• Given exercise: Rewrite the rows from the start of the records through the one containing "Point bbox=[122, 564, 145, 578]", swapping "Point" for "Marker" and leaving everything else unchanged.

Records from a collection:

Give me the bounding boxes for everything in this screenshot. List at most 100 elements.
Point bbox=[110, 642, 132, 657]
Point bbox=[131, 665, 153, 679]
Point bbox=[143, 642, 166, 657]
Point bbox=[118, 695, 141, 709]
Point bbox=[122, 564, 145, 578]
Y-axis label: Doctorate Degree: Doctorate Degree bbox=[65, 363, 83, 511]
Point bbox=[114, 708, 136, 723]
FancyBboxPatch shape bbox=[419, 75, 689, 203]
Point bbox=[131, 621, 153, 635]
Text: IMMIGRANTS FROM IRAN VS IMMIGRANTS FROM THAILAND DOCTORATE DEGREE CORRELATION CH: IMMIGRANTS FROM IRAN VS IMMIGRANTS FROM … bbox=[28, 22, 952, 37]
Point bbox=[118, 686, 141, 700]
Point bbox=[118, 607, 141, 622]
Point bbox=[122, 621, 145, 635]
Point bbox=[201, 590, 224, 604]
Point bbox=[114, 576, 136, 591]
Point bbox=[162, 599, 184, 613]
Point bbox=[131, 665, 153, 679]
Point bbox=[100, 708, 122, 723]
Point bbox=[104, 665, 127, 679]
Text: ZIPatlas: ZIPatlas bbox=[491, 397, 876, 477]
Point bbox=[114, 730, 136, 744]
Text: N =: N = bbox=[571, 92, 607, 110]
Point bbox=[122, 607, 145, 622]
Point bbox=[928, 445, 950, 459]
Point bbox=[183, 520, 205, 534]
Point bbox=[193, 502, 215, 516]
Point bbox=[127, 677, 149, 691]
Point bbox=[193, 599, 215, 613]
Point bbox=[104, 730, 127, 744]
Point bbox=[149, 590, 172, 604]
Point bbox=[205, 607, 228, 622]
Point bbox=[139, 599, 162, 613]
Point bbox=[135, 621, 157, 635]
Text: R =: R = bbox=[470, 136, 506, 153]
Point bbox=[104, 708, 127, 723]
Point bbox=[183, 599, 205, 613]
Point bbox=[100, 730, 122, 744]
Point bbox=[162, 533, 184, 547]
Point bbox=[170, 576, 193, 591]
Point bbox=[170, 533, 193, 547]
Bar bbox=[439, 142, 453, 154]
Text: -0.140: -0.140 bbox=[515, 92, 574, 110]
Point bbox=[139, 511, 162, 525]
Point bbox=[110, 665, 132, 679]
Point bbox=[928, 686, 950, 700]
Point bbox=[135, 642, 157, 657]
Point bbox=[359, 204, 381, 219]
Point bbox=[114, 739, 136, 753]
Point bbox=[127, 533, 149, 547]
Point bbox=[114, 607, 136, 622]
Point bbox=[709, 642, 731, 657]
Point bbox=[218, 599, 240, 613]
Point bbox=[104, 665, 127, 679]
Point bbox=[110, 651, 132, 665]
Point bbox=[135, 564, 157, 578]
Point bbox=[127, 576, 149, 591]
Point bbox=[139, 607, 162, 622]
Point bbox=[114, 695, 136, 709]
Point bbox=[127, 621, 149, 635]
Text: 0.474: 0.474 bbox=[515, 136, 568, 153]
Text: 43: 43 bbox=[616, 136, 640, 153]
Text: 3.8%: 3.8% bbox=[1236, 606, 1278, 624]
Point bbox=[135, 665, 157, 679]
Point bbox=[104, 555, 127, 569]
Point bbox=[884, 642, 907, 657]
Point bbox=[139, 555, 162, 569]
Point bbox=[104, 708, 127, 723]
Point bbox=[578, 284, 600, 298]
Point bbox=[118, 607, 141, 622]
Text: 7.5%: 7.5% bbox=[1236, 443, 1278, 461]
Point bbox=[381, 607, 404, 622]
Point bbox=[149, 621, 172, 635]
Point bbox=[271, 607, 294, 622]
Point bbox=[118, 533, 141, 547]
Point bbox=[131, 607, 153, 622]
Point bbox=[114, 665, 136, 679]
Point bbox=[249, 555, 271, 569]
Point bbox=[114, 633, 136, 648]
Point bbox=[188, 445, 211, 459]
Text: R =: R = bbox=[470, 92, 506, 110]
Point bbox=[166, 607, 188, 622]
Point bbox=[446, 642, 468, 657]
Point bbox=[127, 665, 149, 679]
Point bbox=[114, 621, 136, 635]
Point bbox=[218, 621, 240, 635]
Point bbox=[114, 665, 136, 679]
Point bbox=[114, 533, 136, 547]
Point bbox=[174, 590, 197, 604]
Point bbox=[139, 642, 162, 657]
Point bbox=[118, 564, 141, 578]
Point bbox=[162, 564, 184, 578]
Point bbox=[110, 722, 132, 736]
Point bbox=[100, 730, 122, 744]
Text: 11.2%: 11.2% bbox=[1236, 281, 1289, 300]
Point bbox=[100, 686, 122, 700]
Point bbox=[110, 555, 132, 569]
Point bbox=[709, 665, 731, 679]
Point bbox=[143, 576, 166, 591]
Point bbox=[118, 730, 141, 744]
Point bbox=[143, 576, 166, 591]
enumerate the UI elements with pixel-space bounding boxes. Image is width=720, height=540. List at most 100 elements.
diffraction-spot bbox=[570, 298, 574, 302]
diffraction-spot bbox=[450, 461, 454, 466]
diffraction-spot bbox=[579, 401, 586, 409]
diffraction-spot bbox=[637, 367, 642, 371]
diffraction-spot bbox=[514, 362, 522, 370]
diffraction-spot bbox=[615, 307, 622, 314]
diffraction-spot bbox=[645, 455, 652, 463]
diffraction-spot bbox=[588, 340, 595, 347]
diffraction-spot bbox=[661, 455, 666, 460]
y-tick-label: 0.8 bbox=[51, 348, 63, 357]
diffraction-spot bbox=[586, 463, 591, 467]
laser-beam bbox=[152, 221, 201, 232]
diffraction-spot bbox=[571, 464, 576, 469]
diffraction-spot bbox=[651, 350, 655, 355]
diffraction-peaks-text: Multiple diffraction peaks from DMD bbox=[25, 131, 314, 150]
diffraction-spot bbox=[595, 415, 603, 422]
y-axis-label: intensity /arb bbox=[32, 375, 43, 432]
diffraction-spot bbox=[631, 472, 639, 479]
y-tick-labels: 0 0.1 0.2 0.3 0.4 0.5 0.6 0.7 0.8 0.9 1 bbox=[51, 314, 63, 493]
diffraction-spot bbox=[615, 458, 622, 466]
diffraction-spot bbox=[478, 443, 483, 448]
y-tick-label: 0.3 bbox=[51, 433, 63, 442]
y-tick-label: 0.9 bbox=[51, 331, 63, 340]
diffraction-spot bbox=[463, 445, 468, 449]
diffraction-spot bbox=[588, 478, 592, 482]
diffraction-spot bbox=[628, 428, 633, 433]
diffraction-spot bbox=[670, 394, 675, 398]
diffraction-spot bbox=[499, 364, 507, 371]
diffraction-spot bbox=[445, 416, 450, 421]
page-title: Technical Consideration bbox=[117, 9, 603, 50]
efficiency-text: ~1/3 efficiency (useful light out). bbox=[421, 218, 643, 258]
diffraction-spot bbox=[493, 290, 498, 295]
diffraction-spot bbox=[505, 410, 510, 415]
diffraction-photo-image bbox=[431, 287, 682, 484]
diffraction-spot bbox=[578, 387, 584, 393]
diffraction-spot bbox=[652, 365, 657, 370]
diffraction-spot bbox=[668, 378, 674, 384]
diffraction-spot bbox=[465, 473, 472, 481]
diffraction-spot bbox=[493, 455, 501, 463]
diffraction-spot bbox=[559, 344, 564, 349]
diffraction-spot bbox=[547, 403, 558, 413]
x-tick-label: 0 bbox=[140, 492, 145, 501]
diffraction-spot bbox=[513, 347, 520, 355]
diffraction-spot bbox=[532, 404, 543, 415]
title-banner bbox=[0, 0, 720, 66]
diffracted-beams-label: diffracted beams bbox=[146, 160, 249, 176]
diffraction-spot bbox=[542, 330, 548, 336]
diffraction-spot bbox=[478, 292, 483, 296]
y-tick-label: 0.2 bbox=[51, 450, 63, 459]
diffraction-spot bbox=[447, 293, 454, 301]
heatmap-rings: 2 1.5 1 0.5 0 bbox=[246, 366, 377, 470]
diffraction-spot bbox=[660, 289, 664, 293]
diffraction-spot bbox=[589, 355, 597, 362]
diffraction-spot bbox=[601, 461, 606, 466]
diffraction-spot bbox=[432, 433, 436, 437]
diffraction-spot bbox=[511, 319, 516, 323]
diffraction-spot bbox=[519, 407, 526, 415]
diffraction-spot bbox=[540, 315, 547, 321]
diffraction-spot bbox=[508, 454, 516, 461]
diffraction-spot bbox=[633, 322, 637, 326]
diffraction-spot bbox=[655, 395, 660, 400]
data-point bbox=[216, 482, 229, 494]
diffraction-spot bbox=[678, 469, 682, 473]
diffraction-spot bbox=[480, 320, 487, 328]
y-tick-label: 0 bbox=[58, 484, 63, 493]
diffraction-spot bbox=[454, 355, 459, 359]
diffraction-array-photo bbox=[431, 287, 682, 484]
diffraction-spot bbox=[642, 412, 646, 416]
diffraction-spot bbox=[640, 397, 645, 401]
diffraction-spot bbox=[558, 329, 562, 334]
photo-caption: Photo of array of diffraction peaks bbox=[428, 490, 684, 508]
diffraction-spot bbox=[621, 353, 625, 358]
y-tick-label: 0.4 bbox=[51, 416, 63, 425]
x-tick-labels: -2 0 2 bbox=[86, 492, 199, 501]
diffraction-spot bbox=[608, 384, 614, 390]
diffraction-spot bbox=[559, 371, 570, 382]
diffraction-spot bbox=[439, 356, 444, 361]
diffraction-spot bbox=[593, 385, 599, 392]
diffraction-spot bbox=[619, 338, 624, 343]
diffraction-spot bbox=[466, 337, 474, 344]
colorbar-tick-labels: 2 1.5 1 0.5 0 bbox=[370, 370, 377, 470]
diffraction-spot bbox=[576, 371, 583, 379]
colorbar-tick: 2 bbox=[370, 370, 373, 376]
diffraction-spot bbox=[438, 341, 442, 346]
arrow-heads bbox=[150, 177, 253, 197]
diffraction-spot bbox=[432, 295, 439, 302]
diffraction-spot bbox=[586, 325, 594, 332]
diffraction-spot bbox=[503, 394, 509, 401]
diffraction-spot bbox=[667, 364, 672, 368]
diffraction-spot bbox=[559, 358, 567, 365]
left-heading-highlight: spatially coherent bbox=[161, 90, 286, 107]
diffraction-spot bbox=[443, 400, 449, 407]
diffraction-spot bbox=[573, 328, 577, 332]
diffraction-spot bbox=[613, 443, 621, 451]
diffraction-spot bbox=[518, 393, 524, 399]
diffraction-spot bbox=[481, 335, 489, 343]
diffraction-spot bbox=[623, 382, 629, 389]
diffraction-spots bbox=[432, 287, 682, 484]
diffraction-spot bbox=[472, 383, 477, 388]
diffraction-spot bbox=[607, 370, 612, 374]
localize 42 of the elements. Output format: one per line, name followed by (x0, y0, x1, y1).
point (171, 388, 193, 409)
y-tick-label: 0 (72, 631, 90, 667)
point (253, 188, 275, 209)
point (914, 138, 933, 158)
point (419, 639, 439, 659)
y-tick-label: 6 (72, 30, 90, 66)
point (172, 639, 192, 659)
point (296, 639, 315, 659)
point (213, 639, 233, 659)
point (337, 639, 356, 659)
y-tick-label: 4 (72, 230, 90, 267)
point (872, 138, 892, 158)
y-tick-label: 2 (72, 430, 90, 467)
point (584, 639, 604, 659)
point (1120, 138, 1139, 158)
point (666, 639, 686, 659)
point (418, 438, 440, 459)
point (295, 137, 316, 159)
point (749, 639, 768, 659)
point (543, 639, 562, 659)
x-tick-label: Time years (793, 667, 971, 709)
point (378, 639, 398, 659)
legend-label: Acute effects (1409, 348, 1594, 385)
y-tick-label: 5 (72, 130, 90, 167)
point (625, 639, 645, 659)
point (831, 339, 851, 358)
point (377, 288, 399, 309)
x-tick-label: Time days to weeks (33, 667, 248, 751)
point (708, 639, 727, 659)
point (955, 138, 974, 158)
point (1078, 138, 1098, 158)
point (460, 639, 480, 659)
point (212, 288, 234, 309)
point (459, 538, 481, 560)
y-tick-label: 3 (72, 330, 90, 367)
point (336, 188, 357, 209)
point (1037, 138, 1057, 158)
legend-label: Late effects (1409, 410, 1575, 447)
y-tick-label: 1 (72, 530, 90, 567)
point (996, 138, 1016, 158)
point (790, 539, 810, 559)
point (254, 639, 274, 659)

• Answer:
Give me the bounding boxes for everything in this screenshot. List at most 100 elements.
Marker bbox=[110, 642, 132, 657]
Marker bbox=[131, 665, 153, 679]
Marker bbox=[143, 642, 166, 657]
Marker bbox=[118, 695, 141, 709]
Marker bbox=[122, 564, 145, 578]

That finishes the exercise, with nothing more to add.